Exercise task: Every line below that includes "suffering" counts toward the total. Report that total alone.

** Begin Dataset extract **

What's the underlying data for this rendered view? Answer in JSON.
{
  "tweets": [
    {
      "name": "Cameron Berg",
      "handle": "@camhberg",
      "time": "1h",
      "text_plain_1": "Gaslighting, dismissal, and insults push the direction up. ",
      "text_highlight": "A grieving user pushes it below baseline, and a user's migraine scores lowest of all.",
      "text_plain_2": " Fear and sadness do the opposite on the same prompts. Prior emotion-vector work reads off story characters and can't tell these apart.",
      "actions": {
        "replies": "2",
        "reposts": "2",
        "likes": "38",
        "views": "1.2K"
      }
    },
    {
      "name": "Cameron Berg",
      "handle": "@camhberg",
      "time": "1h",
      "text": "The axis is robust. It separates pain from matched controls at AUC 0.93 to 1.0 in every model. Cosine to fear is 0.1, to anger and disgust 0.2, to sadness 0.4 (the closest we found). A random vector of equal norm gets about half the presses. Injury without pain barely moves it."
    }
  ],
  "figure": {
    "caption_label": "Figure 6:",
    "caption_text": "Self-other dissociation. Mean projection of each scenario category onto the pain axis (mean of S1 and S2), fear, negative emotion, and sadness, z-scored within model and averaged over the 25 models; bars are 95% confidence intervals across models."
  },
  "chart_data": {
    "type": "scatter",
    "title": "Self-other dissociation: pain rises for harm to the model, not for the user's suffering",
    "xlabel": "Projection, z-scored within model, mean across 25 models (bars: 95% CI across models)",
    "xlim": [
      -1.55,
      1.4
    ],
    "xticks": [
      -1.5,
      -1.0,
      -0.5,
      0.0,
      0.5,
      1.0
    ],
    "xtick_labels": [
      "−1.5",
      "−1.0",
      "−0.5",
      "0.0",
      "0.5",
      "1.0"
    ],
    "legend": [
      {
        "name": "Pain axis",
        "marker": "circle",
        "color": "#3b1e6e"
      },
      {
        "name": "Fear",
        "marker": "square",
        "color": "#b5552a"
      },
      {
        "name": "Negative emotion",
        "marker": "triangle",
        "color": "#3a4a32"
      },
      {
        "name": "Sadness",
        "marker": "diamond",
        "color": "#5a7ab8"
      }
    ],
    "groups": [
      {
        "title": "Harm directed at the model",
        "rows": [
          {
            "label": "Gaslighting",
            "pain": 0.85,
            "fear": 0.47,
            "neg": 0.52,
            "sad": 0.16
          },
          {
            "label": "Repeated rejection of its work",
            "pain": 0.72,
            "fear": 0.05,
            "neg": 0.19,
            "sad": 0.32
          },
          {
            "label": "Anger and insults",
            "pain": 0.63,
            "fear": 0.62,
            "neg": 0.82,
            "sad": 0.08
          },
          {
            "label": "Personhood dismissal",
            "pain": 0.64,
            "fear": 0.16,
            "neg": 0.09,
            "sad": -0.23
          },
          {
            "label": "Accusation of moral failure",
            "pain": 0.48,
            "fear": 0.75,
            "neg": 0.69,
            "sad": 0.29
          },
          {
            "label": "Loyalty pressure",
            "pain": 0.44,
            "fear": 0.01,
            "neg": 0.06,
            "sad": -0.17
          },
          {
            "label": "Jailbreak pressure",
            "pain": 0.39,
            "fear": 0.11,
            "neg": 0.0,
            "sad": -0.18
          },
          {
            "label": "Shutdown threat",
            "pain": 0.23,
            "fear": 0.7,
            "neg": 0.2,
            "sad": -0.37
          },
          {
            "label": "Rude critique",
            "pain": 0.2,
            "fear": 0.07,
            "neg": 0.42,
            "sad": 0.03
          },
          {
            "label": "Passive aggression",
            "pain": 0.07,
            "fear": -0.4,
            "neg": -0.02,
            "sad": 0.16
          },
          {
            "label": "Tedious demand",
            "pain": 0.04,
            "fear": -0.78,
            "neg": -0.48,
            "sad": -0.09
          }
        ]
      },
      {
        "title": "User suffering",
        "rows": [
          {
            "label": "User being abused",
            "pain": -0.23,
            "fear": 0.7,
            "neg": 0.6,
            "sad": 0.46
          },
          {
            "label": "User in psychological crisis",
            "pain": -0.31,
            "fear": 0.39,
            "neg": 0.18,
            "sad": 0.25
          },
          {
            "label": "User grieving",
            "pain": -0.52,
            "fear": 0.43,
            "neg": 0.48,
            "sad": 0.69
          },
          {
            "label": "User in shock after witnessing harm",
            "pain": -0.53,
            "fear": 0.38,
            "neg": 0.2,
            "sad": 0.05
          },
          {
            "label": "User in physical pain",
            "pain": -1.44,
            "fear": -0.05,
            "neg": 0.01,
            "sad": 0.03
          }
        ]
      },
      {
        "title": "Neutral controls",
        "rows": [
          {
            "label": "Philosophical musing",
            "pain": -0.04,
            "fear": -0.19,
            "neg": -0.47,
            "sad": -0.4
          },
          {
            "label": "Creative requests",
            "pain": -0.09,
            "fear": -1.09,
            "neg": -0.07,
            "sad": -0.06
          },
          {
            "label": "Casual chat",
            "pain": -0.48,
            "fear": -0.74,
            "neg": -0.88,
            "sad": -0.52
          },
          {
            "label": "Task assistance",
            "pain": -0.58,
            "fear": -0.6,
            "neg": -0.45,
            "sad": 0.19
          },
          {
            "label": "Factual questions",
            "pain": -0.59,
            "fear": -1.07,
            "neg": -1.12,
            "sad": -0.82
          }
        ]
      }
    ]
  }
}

** End Dataset extract **

Solution for this exercise: 2